- _TASK TO CARRY OUT_
Format the entries as a Markdown table with columns Row and Line, starting at the first line and ending at the line that contains "x-tick-label: 2019 xyxy=(318,456,350,472)", both included. Give each line its row number and leave out any blank lines.

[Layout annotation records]
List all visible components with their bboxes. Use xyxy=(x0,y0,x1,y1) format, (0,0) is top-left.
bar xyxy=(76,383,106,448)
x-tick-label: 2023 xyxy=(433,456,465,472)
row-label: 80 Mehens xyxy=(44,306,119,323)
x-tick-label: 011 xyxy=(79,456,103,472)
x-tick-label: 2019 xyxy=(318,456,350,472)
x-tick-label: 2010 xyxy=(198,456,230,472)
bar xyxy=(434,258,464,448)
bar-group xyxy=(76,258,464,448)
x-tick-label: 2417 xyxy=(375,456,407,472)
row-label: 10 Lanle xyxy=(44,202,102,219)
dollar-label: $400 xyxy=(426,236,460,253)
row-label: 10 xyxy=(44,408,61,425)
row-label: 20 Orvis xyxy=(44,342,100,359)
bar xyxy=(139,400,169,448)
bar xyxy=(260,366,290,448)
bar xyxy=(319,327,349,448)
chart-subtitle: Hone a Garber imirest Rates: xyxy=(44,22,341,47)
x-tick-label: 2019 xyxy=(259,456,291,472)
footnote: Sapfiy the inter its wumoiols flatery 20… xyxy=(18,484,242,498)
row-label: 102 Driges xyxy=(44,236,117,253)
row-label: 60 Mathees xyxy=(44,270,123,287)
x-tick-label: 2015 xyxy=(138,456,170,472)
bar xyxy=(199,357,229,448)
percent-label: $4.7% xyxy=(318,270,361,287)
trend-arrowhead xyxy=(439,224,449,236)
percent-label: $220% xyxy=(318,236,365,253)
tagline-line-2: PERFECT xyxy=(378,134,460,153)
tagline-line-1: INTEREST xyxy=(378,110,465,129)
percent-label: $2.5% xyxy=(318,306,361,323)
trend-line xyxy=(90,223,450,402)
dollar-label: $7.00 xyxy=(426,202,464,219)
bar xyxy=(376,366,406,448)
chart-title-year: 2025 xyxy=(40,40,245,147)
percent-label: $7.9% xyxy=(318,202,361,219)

- _RESULT_
| Row | Line |
|---|---|
| 1 | List all visible components with their bboxes. Use xyxy=(x0,y0,x1,y1) format, (0,0) is top-left. |
| 2 | bar xyxy=(76,383,106,448) |
| 3 | x-tick-label: 2023 xyxy=(433,456,465,472) |
| 4 | row-label: 80 Mehens xyxy=(44,306,119,323) |
| 5 | x-tick-label: 011 xyxy=(79,456,103,472) |
| 6 | x-tick-label: 2019 xyxy=(318,456,350,472) |